ISTRUZIONI
**a)** Secondo il testo sul Comune di Mantova, quanto ha fruttato l'ultima asta?
**b)** Elenca tutte le tipologie di beni che il Comune di Mantova aveva messo sul mercato nell'ultima asta, come riportato nel testo sul Comune di Mantova, indicando per ciascuna la quantità.

Le aste sempre deserte, ora via Roma fa da sé per cedere appartamenti e garage E si rivolgerà anche a professionisti del settore per andare sul mercato

MANTOVA. Vendere immobili, stante la crisi, è sempre più difficile. Lo è per un privato ma anche per il Comune di Mantova che da tempo punta a disfarsi di appartamenti, garage e negozi che costituiscono solo una spesa, sottoforma di manutenzioni, per il suo bilancio. Ha provato più volte con le aste che, però, si sono sempre rivelate un mezzo fallimento: l’ultima, per esempio, bandita l’anno scorso in giugno e conclusasi a fine settembre, ha fruttato appena 157.450 euro grazie alla vendita di due alloggi e di quattro box per auto. E sì che sul mercato erano stati messi ben 29 appartamenti, 16 garage, due cantine, un terreno agricolo, un negozio e un immobile di pregio (una porzione delle pescherie di levante che danno sul rio e su cui grava un vincolo paesaggistico, base d’asta 620mila euro): un patrimonio immobiliare da cui ci si aspettava come minimo due milioni di euro. E che invece è rimasto per buona parte invenduto.

Il mercato. Ecco, allora, la necessità di cambiare strada, di inventarsi qualcosa per trovare il modo di far conoscere al mercato ciò che difficilmente arriverebbe con i canali tradizionali. Insomma, è meglio che anche il Comune si venda in proprio case e terreni trasformandosi in immobiliarista oppure metta il suo patrimonio nelle mani di un’agenzia del settore come farebbe qualsiasi privato.

DATI FORNITI

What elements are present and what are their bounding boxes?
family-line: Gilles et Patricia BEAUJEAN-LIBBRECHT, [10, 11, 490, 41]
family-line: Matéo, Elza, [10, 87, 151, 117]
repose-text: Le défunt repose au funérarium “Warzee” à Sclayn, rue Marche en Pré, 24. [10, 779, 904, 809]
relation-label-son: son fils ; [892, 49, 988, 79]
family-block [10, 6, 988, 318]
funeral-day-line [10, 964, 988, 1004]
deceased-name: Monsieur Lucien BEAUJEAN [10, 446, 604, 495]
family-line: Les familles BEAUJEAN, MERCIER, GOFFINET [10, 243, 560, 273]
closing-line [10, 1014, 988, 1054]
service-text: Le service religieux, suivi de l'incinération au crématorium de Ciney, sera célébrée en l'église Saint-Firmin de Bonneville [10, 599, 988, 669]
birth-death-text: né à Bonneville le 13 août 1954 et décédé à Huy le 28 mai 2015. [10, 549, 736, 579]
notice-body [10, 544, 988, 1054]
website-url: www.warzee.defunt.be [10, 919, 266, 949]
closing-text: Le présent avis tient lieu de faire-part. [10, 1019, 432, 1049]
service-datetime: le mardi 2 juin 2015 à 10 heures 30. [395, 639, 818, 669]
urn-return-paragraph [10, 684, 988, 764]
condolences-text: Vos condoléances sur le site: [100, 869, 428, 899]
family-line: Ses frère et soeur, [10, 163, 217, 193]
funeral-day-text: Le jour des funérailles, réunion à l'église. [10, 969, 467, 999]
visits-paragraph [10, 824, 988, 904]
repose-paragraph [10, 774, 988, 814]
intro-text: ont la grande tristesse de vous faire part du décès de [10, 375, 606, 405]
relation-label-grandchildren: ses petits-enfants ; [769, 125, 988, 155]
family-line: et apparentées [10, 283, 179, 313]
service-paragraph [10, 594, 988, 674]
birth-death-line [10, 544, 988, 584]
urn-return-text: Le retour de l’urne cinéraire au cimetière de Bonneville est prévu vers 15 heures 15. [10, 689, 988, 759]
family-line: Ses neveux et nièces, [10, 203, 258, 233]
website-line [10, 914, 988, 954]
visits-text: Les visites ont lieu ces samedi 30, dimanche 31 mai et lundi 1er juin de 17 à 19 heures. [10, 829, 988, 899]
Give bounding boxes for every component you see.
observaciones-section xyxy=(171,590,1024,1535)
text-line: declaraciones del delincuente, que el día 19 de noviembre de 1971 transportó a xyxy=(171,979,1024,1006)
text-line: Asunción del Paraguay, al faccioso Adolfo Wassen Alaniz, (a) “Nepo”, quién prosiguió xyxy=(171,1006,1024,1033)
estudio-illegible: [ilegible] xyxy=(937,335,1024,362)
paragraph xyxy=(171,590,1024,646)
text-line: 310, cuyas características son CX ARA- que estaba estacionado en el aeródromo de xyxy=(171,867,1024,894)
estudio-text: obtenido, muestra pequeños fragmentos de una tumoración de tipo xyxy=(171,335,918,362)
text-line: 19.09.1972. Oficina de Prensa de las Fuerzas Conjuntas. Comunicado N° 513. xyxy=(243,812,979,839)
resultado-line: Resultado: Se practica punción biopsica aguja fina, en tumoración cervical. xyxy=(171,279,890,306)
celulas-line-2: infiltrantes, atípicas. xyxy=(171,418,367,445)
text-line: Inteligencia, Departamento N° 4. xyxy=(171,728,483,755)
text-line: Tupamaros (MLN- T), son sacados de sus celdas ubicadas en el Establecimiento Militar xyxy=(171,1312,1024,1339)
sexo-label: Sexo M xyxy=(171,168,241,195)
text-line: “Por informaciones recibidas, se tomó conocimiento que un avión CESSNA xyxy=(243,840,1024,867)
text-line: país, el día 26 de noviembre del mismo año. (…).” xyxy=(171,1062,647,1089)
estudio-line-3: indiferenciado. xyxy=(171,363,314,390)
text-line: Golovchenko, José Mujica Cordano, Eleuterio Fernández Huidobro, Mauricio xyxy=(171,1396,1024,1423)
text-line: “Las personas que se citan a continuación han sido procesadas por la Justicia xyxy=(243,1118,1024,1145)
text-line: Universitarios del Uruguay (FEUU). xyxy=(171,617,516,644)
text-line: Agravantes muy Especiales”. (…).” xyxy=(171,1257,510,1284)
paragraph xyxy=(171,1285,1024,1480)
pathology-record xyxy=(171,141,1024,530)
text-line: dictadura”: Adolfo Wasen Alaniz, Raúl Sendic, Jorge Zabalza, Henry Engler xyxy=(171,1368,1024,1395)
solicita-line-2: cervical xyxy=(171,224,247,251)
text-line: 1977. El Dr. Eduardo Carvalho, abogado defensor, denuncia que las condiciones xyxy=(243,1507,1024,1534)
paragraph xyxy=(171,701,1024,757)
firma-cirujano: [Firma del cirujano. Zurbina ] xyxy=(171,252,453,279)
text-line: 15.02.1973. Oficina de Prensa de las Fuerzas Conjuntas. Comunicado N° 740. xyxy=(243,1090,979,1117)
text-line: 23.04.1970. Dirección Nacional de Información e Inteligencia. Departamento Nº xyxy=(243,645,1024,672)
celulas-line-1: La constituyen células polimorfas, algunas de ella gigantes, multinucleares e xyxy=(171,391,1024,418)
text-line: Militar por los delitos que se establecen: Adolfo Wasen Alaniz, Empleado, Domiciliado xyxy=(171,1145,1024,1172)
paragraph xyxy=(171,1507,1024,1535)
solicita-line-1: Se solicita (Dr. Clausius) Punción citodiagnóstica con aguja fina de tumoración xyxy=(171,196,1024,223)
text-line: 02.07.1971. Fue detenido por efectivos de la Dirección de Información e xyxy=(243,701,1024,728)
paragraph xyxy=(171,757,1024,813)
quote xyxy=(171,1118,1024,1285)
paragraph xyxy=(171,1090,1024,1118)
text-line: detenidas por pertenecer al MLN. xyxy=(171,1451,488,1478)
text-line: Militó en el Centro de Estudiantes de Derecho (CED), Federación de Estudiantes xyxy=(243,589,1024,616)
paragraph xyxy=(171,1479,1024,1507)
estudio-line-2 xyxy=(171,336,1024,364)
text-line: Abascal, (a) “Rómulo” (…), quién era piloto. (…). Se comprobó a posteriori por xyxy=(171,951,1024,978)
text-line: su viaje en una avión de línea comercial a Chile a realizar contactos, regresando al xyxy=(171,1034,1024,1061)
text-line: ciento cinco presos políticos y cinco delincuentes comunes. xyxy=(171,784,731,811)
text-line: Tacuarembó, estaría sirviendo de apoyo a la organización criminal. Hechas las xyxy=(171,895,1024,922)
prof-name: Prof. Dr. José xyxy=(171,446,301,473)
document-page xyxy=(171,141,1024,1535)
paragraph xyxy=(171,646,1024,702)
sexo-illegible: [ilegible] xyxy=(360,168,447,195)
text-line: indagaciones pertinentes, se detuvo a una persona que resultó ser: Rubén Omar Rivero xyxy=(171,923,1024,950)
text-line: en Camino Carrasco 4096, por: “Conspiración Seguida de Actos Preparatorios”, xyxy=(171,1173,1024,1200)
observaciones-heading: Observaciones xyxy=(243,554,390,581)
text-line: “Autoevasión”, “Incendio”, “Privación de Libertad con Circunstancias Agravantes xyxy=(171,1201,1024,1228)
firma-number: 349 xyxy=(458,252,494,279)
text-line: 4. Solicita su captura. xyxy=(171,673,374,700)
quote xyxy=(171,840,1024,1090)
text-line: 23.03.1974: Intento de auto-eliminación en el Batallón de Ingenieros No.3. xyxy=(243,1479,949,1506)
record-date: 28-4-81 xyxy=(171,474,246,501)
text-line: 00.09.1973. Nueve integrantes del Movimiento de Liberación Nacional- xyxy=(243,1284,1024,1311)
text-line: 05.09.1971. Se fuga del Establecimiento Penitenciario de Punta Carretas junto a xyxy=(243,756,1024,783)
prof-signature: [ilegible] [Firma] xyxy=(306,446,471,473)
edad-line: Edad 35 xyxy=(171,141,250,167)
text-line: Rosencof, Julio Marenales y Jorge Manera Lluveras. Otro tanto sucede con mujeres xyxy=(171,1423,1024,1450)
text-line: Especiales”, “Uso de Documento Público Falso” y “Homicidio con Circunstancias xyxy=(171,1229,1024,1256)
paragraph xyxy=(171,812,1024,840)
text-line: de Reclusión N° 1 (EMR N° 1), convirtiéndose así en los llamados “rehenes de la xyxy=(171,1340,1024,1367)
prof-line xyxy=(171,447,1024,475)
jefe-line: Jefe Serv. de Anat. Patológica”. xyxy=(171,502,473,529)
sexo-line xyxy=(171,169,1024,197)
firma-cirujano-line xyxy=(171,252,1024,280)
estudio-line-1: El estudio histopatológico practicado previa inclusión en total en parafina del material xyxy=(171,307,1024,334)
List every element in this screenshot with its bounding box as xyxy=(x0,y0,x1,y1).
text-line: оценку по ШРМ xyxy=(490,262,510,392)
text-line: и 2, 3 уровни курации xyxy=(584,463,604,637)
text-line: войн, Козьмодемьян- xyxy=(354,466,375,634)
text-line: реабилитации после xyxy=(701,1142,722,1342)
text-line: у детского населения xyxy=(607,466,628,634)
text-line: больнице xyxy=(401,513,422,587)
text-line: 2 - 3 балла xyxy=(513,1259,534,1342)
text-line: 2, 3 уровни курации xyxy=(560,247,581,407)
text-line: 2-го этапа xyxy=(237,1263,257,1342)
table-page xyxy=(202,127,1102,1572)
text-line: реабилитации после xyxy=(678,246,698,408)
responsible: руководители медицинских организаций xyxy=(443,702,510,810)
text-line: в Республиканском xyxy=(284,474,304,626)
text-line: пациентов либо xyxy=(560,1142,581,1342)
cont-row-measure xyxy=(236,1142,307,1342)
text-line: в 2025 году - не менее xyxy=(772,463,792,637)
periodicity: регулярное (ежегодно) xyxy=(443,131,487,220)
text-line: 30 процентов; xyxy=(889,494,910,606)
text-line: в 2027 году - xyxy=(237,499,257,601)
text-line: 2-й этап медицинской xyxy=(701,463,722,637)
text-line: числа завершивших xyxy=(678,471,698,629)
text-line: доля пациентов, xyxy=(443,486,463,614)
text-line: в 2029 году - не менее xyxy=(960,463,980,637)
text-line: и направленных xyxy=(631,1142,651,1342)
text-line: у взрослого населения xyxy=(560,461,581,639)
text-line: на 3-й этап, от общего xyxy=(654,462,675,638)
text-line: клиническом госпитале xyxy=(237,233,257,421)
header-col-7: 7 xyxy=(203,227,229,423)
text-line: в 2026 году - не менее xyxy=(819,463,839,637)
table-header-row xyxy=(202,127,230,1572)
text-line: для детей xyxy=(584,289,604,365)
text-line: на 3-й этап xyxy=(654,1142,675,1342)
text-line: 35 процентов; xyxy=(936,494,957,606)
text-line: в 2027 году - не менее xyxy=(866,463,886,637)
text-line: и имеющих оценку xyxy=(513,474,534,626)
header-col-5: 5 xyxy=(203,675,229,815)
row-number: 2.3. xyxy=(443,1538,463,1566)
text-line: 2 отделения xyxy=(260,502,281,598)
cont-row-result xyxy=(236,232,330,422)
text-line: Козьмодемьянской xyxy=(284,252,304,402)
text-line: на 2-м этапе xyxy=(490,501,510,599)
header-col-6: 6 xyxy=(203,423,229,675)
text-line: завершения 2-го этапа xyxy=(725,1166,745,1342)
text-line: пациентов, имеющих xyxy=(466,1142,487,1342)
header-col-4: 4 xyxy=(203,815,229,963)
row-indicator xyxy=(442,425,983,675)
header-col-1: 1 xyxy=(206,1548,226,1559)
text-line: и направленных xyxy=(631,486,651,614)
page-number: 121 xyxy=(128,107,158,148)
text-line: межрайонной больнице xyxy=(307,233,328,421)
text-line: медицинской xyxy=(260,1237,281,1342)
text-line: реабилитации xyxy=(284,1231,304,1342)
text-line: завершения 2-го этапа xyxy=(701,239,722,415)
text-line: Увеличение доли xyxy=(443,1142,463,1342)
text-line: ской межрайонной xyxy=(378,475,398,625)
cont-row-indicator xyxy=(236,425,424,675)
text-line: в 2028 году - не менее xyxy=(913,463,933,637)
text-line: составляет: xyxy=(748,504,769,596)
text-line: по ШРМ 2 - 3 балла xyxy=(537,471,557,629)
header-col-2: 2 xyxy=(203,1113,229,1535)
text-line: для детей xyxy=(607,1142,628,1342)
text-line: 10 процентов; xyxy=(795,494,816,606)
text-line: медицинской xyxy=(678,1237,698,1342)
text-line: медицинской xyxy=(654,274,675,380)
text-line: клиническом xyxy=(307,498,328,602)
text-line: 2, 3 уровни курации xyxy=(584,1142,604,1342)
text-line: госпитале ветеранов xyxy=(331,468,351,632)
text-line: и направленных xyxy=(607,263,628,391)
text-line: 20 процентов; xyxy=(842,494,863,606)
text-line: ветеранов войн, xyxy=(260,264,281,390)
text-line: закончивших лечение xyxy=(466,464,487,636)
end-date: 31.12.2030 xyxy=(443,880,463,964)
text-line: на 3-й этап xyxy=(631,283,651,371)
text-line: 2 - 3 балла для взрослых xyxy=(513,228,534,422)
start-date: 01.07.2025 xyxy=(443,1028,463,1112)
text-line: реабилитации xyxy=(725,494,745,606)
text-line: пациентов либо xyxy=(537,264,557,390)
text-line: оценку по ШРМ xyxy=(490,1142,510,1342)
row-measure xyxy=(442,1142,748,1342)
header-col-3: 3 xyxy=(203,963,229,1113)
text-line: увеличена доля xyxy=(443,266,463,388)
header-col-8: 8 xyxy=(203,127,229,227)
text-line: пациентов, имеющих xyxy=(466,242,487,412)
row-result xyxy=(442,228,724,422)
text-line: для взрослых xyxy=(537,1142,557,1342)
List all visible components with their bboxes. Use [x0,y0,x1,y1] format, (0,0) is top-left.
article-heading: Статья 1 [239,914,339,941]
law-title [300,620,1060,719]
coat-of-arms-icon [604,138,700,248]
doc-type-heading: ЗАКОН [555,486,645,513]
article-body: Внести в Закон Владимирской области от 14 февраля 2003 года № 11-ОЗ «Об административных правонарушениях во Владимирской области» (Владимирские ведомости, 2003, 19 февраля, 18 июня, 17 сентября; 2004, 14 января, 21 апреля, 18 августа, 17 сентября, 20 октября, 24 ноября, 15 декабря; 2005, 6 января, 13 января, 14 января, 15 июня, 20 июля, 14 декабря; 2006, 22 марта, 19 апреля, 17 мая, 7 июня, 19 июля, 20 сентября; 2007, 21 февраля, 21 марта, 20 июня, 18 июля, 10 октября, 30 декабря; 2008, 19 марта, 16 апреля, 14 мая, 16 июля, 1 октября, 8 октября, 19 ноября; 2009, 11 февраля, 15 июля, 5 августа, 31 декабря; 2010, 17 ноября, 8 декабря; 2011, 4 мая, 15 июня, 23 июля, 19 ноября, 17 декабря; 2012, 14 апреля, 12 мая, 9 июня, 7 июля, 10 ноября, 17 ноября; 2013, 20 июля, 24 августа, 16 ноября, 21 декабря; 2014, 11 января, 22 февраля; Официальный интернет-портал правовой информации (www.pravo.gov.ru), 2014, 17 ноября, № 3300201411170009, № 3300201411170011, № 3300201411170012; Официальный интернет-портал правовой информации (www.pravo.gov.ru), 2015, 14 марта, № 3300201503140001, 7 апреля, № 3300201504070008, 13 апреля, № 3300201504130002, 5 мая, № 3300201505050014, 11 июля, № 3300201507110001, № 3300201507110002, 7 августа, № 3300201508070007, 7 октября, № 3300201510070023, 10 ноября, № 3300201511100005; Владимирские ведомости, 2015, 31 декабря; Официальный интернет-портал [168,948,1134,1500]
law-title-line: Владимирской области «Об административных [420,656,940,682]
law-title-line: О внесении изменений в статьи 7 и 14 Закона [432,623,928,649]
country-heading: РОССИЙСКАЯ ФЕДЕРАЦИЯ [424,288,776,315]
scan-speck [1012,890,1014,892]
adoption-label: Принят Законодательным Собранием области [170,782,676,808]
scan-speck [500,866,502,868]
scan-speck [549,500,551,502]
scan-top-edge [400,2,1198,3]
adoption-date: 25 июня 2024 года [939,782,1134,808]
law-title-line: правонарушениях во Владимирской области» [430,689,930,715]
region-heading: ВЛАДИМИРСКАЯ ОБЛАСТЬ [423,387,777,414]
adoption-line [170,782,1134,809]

SOLUZIONI
**a)** 157.450 euro, grazie alla vendita di due alloggi e di quattro box per auto.

**b)**
- 29 appartamenti
- 16 garage
- due cantine
- un terreno agricolo
- un negozio
- un immobile di pregio (una porzione delle pescherie di levante)